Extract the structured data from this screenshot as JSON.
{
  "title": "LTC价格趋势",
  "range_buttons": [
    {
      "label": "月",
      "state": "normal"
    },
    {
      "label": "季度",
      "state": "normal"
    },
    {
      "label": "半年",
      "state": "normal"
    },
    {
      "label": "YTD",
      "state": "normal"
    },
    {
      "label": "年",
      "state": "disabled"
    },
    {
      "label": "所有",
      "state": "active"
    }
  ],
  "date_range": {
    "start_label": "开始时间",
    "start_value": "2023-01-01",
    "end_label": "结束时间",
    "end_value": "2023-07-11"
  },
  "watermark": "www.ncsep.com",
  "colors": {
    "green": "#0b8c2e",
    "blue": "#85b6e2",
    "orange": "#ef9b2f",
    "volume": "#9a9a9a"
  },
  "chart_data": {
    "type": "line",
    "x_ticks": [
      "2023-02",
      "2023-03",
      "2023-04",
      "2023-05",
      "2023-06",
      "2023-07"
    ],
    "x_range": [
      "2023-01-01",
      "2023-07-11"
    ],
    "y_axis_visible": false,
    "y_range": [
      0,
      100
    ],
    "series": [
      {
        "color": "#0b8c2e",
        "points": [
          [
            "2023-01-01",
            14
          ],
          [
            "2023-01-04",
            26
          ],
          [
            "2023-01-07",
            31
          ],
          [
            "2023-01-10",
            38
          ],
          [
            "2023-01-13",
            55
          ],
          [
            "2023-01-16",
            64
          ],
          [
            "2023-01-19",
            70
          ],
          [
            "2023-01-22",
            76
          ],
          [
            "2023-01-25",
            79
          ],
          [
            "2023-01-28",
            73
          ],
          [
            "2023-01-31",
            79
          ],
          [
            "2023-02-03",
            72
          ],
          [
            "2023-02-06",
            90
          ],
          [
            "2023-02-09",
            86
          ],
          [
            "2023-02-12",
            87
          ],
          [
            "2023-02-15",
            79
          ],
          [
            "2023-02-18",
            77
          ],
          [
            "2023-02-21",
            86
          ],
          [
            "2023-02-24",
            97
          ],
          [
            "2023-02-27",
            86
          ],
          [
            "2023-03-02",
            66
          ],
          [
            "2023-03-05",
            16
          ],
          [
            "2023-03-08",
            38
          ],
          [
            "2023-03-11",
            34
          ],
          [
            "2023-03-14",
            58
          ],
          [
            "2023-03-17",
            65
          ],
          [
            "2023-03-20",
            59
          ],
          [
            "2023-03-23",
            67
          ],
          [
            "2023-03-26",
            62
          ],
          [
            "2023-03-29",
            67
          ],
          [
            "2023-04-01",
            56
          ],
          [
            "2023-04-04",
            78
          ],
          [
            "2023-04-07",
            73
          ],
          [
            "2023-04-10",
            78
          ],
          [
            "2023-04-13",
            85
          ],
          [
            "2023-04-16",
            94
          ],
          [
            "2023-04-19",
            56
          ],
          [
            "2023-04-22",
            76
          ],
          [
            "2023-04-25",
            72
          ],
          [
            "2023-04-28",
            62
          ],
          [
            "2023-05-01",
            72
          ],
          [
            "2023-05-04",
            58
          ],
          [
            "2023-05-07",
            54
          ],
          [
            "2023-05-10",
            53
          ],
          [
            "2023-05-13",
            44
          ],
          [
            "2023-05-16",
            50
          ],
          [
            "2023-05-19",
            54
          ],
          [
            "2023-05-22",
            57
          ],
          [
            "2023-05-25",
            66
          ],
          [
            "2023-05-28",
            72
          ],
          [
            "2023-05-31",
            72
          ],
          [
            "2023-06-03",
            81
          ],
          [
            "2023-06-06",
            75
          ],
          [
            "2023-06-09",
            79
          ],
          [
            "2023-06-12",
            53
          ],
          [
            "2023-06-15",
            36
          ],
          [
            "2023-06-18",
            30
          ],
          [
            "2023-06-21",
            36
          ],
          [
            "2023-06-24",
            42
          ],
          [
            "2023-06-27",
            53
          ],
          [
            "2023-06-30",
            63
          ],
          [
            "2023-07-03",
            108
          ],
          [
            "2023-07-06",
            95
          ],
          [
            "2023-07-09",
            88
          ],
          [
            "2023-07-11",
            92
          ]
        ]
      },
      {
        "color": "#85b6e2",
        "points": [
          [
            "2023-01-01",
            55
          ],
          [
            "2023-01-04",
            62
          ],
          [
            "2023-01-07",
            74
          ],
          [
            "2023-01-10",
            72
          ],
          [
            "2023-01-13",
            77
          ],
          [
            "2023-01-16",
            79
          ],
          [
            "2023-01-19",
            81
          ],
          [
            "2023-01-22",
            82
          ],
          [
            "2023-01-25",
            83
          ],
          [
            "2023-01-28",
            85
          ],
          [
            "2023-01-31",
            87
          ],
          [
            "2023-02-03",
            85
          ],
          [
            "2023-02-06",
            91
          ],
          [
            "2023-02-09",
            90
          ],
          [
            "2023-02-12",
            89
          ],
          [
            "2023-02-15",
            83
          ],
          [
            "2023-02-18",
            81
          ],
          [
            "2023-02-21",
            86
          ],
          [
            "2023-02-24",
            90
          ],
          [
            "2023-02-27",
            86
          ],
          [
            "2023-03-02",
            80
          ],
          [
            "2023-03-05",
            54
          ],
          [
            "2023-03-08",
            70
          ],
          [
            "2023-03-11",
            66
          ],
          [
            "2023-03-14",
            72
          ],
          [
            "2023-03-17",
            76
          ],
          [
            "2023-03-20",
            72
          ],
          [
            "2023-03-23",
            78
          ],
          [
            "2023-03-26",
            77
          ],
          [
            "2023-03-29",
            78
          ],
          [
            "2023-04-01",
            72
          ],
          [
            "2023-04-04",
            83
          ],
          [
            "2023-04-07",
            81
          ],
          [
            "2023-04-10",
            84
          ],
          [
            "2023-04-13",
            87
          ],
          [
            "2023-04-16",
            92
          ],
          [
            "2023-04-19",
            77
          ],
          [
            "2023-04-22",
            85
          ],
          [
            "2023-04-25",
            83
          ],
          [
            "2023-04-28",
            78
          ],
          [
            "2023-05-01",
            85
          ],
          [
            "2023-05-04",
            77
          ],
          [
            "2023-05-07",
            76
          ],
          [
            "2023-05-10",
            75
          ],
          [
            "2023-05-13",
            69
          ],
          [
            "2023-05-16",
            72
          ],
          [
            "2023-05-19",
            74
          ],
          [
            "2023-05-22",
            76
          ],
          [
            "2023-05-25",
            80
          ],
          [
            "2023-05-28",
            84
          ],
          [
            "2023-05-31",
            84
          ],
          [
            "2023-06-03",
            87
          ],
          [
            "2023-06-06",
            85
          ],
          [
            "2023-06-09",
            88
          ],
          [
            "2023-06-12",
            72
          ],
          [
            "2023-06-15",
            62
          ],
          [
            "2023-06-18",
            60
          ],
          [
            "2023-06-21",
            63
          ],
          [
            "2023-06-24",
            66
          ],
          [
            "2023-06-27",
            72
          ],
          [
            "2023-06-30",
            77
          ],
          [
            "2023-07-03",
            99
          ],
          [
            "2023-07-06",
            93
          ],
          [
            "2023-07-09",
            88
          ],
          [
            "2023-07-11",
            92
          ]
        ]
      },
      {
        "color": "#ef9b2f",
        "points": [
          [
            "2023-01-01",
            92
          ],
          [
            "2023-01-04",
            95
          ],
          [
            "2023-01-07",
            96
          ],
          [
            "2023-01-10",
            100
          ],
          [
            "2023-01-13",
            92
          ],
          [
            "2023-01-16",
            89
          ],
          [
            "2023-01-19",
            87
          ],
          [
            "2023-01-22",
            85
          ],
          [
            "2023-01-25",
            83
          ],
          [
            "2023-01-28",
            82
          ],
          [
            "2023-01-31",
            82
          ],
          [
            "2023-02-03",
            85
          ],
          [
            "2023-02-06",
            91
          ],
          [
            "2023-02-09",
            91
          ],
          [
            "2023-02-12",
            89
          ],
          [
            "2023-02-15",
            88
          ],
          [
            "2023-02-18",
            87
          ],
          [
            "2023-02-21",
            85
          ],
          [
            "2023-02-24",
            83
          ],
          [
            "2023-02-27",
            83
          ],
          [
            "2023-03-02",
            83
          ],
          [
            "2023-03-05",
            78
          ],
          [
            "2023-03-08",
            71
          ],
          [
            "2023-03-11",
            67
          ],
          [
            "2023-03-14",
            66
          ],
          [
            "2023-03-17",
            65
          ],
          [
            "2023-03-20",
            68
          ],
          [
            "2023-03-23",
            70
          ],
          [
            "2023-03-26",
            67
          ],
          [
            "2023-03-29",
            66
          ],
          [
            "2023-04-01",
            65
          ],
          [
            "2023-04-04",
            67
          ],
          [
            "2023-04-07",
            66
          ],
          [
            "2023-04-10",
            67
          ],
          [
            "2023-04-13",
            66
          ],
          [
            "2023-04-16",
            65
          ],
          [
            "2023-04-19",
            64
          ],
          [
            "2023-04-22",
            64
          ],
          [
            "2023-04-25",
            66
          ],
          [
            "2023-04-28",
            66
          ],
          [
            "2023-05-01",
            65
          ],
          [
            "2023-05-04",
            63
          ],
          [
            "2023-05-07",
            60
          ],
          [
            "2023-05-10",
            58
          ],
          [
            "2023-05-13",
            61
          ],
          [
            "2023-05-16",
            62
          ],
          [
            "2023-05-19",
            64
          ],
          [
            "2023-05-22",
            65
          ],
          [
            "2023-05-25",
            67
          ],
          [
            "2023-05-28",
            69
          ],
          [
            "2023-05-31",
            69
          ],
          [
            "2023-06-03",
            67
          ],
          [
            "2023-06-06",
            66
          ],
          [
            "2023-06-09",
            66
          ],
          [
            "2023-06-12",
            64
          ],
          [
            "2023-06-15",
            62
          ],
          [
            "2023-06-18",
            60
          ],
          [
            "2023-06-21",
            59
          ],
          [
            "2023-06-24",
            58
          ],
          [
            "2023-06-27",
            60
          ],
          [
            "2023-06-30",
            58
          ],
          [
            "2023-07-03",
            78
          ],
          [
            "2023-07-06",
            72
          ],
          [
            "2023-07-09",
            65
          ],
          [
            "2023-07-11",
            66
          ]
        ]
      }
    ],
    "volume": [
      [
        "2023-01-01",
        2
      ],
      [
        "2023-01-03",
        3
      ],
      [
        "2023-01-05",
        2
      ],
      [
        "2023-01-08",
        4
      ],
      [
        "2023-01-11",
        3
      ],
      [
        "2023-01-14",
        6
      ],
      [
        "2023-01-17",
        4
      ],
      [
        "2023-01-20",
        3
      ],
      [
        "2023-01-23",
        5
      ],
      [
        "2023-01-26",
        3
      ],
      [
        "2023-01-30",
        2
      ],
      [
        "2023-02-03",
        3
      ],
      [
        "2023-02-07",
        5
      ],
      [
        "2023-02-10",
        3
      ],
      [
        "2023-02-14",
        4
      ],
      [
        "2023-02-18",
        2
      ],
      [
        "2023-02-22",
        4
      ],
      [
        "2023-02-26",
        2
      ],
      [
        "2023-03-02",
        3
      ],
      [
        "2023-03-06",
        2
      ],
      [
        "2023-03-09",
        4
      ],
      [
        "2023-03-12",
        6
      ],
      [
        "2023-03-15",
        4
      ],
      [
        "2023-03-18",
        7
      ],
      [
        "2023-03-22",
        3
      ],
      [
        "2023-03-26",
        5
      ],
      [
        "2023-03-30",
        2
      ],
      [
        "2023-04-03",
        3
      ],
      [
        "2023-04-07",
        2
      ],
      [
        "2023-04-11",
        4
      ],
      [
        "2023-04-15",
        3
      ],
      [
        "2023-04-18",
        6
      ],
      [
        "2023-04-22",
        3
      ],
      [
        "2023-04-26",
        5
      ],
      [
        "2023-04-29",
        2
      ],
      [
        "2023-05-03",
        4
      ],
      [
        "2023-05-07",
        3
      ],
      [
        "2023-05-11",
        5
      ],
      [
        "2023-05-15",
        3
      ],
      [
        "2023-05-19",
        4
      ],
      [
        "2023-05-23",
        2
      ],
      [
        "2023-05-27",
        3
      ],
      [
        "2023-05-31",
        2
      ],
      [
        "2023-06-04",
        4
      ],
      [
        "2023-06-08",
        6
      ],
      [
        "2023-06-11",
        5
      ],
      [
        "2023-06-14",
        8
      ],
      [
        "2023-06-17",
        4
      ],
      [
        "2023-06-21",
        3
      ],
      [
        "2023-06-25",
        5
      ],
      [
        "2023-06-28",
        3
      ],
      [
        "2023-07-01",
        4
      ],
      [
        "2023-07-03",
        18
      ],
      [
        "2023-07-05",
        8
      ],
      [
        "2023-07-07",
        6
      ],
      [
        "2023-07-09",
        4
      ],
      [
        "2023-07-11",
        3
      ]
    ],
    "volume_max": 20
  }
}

****

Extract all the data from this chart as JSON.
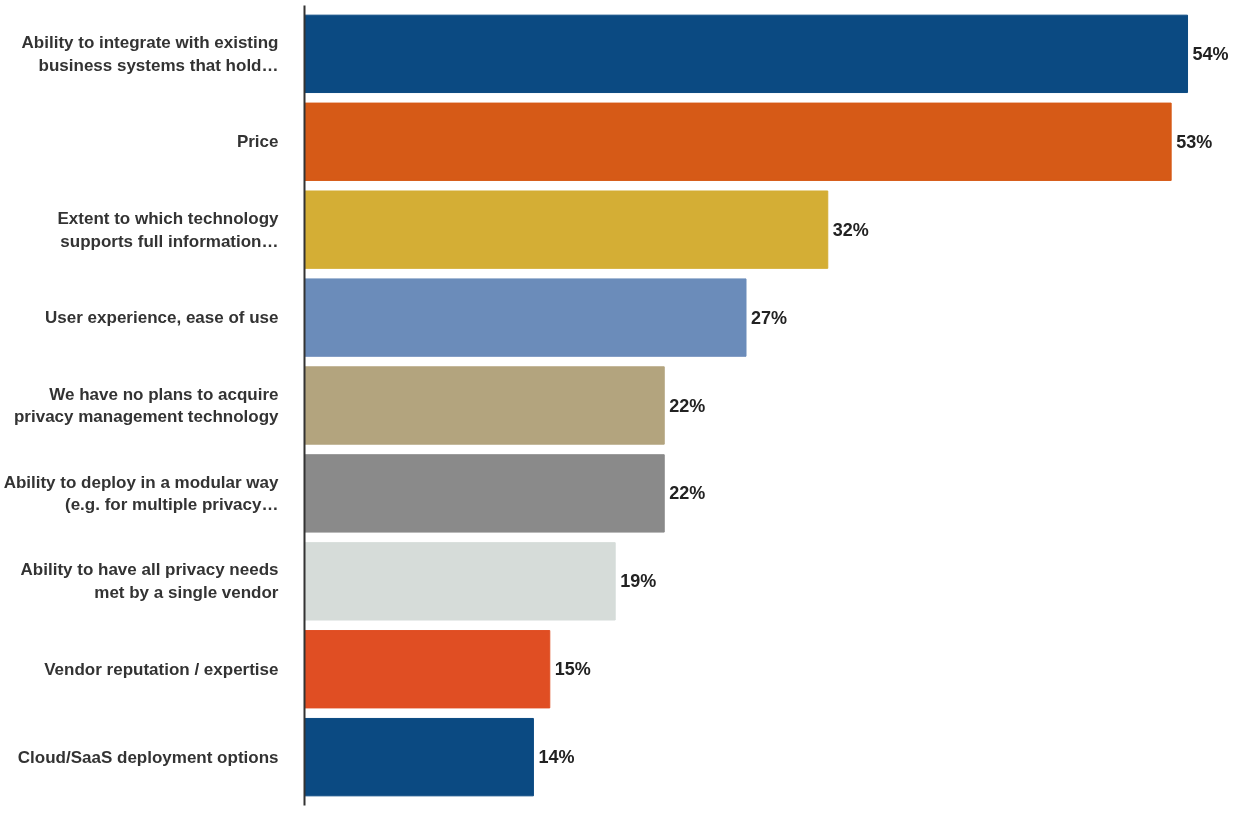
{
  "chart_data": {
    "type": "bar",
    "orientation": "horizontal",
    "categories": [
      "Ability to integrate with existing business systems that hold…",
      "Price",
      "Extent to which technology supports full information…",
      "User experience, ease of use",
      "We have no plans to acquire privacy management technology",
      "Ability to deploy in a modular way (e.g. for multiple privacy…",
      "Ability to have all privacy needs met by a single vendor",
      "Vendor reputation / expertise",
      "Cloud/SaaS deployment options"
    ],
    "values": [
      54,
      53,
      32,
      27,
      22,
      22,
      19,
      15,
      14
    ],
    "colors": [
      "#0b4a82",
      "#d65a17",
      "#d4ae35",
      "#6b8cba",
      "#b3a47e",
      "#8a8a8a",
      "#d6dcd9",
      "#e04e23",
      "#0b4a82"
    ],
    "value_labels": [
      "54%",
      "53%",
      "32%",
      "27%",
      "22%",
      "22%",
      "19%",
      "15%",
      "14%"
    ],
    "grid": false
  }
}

****

Pull out all lines of the data with the string "technology".

▶ **Answer to this exercise**
      "Extent to which technology supports full information…",
      "We have no plans to acquire privacy management technology",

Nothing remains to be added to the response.